What is needed:
From the listing below, work out how many lines contain "Hours". Reply with that number only.

Records for the task:

======

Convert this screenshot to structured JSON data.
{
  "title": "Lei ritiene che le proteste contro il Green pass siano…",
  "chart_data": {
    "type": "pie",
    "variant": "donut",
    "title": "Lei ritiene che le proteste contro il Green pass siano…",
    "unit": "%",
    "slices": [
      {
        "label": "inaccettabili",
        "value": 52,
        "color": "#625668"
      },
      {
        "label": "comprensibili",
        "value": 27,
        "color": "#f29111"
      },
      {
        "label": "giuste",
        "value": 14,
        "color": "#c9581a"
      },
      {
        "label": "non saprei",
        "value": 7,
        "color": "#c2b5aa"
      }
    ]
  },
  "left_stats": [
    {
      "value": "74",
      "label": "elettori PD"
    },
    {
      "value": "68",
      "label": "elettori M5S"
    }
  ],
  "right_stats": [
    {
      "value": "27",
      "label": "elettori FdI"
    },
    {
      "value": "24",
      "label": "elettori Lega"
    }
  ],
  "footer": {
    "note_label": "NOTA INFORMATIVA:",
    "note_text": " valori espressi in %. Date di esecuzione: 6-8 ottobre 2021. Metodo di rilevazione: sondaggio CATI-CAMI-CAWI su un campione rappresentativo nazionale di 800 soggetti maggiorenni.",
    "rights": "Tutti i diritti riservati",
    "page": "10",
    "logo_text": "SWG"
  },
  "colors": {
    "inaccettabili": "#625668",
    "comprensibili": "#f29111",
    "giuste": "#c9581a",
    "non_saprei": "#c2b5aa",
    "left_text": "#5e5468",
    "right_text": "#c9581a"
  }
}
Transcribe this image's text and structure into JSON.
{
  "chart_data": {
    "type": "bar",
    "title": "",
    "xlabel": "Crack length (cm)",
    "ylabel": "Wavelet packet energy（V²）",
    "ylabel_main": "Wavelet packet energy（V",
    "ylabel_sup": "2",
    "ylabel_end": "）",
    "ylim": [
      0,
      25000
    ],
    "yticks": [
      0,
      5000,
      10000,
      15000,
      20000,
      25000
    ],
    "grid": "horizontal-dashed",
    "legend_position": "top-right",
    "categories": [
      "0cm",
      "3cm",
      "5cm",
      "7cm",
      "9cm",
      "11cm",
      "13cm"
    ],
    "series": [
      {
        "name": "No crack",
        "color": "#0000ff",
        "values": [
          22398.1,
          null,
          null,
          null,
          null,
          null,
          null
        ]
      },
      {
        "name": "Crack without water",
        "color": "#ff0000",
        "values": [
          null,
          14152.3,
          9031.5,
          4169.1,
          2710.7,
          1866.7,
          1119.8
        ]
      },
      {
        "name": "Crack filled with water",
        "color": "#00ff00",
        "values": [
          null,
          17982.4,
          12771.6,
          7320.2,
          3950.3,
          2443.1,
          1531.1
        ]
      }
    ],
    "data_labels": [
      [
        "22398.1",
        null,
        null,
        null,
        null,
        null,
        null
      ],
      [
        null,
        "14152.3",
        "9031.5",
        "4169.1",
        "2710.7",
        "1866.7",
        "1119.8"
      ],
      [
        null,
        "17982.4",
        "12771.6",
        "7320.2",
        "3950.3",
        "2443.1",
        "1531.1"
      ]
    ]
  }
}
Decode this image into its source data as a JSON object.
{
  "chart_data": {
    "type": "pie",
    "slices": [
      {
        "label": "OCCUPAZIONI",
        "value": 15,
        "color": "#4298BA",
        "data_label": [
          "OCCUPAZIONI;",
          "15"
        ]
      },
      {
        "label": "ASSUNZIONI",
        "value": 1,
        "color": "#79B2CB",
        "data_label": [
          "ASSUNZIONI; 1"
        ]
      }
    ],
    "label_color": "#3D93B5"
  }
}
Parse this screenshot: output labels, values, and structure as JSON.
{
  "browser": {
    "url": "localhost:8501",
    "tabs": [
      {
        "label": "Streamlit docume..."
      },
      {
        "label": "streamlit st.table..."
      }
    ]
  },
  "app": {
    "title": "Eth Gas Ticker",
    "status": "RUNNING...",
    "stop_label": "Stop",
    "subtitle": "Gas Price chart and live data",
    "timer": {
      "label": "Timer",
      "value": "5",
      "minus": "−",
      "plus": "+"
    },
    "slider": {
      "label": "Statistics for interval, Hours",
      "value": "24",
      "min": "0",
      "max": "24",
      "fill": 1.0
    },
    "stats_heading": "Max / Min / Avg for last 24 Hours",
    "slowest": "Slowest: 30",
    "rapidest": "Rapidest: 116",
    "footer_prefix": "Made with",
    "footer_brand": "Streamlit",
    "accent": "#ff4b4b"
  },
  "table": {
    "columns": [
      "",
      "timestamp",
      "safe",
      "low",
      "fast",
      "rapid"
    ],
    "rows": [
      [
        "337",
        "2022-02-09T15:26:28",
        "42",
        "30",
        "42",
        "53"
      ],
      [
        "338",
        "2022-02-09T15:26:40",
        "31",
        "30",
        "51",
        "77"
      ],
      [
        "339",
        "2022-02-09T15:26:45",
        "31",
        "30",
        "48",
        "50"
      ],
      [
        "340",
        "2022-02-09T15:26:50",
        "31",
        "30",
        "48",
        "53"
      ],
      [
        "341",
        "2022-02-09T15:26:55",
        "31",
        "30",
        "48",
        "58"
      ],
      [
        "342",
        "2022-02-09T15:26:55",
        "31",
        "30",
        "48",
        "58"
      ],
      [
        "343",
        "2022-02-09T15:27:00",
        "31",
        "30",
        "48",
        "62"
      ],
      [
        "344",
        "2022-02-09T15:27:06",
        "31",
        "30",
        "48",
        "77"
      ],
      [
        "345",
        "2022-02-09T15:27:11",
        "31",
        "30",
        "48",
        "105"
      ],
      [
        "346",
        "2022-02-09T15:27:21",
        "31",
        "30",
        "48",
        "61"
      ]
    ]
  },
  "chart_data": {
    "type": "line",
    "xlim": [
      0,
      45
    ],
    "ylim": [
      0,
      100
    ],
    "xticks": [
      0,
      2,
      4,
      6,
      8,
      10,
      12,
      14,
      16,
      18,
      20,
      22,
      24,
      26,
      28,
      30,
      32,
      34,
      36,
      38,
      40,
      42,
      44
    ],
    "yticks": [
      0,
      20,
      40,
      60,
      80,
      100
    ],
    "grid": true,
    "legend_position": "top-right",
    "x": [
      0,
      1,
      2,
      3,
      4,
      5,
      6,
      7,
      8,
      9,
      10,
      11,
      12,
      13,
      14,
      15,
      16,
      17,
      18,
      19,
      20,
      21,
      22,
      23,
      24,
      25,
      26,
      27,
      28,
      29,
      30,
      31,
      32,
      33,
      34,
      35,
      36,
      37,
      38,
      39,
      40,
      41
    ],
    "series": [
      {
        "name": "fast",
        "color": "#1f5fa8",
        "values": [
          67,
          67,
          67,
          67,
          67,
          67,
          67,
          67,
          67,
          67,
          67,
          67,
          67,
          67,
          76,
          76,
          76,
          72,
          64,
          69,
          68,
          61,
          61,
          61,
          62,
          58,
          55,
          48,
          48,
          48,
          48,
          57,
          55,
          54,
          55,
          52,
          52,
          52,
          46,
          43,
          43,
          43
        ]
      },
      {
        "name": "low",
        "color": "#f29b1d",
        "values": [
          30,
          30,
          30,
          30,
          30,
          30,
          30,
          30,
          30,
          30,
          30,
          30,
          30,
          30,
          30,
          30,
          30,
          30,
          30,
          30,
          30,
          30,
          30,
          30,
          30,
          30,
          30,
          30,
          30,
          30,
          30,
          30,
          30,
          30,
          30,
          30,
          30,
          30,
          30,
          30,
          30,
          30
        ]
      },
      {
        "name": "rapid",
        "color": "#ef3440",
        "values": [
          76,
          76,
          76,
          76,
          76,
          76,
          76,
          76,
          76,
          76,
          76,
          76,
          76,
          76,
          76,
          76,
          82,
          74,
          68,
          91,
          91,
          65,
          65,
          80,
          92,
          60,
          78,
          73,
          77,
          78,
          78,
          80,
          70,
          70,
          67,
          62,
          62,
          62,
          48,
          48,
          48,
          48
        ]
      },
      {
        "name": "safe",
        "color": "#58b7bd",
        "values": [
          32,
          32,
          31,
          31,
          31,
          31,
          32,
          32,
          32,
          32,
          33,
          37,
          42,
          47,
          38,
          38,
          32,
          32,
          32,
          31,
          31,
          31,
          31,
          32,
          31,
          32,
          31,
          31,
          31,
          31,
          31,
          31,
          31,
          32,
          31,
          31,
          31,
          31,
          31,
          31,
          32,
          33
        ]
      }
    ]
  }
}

======

Final answer:
2